### OBJECTIVE:
Where does the string "σχέδιον" appear? Copy every line of the entries below that holds it.

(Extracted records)
>> BEGIN
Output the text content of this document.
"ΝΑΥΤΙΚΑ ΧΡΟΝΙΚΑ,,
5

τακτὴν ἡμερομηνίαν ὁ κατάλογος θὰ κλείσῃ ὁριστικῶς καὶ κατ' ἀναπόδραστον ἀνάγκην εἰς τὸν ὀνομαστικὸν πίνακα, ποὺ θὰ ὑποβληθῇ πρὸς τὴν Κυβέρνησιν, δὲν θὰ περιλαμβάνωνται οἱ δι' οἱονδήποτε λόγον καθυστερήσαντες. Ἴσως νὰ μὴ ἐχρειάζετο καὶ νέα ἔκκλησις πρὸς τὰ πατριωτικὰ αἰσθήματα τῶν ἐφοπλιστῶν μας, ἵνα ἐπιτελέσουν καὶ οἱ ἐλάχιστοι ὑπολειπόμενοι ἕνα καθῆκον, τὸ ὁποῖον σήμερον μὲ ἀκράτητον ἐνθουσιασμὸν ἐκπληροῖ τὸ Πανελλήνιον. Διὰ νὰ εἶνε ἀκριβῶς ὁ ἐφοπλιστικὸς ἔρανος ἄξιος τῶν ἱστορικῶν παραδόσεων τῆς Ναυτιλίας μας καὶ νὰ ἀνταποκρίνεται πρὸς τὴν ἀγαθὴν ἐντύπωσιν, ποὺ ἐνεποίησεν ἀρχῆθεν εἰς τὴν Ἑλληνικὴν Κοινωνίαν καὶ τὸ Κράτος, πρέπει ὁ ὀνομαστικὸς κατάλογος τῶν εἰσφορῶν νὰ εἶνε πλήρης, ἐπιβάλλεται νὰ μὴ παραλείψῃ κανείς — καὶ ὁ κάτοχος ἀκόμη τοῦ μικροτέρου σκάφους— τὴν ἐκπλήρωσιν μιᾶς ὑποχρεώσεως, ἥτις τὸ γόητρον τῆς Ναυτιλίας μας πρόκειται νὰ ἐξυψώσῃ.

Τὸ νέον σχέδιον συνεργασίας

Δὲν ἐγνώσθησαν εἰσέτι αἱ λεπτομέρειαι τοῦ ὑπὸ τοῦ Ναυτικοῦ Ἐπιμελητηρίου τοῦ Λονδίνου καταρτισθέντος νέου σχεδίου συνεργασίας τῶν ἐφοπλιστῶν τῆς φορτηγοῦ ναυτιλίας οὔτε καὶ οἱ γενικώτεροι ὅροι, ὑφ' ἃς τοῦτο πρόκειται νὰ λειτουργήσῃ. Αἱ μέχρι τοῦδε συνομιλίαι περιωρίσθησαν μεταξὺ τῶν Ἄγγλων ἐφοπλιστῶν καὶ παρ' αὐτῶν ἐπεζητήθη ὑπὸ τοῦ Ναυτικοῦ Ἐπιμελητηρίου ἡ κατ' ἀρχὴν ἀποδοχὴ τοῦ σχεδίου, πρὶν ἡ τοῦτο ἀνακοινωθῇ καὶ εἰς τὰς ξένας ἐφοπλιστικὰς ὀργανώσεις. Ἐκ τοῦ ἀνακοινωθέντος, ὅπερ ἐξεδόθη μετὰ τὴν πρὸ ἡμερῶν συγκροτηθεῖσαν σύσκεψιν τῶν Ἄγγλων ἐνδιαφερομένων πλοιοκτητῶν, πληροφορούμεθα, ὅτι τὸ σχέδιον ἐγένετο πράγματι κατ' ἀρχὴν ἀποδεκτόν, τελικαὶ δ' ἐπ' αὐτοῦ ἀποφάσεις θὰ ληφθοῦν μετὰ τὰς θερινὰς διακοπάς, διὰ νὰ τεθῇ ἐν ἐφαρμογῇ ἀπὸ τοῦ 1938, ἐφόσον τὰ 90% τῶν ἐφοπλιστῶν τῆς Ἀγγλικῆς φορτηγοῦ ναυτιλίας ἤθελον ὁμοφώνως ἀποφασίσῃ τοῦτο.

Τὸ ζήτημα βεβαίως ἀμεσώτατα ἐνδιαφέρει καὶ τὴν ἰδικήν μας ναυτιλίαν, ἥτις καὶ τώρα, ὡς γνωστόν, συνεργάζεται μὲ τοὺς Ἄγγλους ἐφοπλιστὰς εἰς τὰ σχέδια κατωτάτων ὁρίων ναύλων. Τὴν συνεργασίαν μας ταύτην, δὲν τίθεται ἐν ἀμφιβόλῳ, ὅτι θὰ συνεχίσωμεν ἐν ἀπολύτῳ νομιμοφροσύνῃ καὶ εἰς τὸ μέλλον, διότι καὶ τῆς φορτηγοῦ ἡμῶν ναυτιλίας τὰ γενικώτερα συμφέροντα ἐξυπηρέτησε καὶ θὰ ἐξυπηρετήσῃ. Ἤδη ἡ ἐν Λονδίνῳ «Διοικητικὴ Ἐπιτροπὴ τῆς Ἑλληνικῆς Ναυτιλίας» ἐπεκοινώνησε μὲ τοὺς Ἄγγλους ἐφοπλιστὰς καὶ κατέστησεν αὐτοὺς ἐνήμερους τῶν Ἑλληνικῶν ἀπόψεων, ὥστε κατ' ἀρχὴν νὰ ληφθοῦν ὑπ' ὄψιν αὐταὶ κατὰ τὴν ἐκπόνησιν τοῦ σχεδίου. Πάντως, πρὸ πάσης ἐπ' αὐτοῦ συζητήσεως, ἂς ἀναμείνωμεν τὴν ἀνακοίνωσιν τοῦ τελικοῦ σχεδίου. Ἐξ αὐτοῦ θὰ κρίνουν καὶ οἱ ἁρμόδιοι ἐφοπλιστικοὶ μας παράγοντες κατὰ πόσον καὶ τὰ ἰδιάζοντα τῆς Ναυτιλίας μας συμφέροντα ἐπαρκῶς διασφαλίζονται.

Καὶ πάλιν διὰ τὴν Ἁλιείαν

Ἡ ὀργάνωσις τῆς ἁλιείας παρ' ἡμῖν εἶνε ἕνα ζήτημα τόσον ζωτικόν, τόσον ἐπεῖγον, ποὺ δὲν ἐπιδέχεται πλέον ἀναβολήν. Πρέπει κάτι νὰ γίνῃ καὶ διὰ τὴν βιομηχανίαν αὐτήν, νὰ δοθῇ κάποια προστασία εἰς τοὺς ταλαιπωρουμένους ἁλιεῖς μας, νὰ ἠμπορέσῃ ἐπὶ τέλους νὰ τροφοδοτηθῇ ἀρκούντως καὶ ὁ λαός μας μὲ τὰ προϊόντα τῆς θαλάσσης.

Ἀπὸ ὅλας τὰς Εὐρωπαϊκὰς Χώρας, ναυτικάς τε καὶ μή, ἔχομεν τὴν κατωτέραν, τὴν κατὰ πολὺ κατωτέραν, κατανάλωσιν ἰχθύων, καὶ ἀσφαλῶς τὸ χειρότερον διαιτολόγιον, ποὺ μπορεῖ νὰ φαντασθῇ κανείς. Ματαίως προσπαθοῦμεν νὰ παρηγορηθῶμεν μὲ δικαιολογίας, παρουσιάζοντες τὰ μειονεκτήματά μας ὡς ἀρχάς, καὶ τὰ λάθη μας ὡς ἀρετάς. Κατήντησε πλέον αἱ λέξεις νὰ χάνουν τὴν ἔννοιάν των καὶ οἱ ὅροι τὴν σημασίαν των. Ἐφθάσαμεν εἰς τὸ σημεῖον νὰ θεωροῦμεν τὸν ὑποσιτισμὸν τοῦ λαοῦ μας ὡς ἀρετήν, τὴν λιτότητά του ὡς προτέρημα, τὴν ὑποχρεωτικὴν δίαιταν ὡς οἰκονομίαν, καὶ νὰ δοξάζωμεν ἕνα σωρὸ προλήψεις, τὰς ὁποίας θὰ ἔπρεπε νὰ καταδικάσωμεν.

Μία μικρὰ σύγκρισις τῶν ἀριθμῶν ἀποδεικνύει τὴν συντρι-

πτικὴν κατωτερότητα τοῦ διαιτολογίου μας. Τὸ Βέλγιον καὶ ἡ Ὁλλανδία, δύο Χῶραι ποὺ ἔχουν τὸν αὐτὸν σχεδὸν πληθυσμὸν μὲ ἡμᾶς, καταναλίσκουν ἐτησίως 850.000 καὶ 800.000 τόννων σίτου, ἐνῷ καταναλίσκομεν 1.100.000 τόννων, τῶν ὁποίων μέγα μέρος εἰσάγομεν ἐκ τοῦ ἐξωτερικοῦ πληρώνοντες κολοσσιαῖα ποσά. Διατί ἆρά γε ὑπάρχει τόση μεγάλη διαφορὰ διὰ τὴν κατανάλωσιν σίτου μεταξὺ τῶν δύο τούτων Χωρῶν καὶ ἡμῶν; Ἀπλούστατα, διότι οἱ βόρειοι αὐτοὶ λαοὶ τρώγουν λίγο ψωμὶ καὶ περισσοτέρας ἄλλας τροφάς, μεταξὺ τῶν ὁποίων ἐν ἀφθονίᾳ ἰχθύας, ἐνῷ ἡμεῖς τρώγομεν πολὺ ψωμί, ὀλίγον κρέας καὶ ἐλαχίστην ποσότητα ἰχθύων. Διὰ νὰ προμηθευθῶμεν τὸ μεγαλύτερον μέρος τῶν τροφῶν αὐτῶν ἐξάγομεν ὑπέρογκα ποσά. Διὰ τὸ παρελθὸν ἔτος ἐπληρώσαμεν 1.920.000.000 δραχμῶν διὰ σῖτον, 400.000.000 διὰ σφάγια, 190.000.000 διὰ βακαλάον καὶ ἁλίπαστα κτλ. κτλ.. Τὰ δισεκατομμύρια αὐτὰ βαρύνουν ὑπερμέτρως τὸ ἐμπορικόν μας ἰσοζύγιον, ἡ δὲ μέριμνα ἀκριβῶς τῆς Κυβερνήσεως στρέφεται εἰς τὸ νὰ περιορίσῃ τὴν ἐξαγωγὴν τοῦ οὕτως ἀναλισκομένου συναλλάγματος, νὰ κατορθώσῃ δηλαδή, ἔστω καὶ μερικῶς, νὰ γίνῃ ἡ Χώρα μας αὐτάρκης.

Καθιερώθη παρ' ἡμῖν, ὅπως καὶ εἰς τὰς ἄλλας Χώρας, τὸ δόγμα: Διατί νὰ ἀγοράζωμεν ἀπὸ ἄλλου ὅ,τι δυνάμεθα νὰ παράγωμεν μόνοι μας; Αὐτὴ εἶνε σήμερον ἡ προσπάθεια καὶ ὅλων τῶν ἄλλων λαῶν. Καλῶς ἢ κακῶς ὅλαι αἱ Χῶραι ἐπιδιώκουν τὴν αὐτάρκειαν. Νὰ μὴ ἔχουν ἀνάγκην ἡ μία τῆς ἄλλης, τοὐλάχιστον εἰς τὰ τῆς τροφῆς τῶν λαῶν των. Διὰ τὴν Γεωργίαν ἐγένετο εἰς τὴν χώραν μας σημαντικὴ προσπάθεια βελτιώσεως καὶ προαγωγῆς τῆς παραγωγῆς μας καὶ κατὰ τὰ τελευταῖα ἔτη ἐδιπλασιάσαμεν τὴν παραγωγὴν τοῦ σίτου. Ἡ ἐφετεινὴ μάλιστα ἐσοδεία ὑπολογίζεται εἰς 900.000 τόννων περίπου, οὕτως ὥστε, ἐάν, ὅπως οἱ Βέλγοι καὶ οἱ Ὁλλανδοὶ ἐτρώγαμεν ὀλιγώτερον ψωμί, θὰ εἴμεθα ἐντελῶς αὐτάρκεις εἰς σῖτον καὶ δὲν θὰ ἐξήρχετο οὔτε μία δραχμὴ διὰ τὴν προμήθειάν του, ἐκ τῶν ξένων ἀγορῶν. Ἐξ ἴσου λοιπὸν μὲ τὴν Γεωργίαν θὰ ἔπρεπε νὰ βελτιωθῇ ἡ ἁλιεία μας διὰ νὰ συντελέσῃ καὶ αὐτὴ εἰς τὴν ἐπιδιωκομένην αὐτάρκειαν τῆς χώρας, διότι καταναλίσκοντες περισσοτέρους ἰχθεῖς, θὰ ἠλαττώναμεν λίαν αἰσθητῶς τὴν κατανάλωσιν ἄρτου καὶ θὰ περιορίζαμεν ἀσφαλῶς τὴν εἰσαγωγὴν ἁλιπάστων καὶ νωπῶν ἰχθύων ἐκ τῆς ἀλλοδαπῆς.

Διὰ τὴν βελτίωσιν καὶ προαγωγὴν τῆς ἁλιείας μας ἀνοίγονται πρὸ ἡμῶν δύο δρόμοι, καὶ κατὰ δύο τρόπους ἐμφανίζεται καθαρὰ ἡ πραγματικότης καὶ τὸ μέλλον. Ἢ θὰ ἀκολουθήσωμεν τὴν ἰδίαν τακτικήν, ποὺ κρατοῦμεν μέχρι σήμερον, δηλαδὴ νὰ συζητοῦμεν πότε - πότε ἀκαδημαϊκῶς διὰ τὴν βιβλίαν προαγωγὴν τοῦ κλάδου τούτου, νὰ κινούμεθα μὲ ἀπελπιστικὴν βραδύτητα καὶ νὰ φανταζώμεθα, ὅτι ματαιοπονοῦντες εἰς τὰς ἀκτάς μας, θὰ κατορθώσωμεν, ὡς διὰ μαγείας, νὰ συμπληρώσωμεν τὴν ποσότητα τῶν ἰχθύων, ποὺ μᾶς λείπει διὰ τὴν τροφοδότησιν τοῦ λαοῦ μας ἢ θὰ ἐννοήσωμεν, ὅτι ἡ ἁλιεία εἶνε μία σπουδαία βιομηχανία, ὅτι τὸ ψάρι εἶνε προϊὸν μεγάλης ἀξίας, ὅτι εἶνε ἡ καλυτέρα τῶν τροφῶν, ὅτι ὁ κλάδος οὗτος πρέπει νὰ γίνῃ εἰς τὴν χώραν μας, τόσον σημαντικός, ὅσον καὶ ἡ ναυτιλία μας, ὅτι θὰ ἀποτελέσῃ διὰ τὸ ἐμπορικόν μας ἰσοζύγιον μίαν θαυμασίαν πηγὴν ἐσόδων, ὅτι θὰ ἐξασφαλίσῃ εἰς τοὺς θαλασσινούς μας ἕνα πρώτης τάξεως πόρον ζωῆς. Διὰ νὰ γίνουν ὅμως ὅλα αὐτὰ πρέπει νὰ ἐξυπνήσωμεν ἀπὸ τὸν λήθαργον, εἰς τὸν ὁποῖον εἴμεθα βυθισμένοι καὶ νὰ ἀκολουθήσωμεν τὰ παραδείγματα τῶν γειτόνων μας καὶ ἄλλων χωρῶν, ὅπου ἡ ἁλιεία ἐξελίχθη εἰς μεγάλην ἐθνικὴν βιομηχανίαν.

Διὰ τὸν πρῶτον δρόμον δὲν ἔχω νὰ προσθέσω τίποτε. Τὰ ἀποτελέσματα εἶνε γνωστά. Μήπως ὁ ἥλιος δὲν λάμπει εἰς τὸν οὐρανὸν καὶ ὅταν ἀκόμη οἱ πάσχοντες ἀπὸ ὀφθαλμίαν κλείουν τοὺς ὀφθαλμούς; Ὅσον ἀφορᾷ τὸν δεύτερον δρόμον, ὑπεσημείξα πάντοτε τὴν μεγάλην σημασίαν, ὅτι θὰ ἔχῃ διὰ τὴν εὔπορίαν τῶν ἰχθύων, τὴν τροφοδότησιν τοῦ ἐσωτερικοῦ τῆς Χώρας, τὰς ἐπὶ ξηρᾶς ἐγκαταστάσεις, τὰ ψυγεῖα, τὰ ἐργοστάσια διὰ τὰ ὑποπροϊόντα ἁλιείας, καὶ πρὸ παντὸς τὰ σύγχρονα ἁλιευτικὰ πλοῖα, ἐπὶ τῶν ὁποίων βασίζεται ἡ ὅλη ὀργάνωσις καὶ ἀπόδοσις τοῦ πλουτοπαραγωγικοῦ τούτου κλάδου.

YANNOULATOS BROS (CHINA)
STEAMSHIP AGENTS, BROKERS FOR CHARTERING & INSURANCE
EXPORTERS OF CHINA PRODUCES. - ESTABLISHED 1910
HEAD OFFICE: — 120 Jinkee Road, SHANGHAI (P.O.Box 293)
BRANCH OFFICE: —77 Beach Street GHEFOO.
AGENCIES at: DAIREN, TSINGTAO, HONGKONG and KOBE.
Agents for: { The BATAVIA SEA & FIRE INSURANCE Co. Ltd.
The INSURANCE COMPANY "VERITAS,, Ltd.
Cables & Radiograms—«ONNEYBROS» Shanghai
>> END
### ANSWER TO THIS EXERCISE:
Τὸ νέον σχέδιον συνεργασίας
Δὲν ἐγνώσθησαν εἰσέτι αἱ λεπτομέρειαι τοῦ ὑπὸ τοῦ Ναυτικοῦ Ἐπιμελητηρίου τοῦ Λονδίνου καταρτισθέντος νέου σχεδίου συνεργασίας τῶν ἐφοπλιστῶν τῆς φορτηγοῦ ναυτιλίας οὔτε καὶ οἱ γενικώτεροι ὅροι, ὑφ' ἃς τοῦτο πρόκειται νὰ λειτουργήσῃ. Αἱ μέχρι τοῦδε συνομιλίαι περιωρίσθησαν μεταξὺ τῶν Ἄγγλων ἐφοπλιστῶν καὶ παρ' αὐτῶν ἐπεζητήθη ὑπὸ τοῦ Ναυτικοῦ Ἐπιμελητηρίου ἡ κατ' ἀρχὴν ἀποδοχὴ τοῦ σχεδίου, πρὶν ἡ τοῦτο ἀνακοινωθῇ καὶ εἰς τὰς ξένας ἐφοπλιστικὰς ὀργανώσεις. Ἐκ τοῦ ἀνακοινωθέντος, ὅπερ ἐξεδόθη μετὰ τὴν πρὸ ἡμερῶν συγκροτηθεῖσαν σύσκεψιν τῶν Ἄγγλων ἐνδιαφερομένων πλοιοκτητῶν, πληροφορούμεθα, ὅτι τὸ σχέδιον ἐγένετο πράγματι κατ' ἀρχὴν ἀποδεκτόν, τελικαὶ δ' ἐπ' αὐτοῦ ἀποφάσεις θὰ ληφθοῦν μετὰ τὰς θερινὰς διακοπάς, διὰ νὰ τεθῇ ἐν ἐφαρμογῇ ἀπὸ τοῦ 1938, ἐφόσον τὰ 90% τῶν ἐφοπλιστῶν τῆς Ἀγγλικῆς φορτηγοῦ ναυτιλίας ἤθελον ὁμοφώνως ἀποφασίσῃ τοῦτο.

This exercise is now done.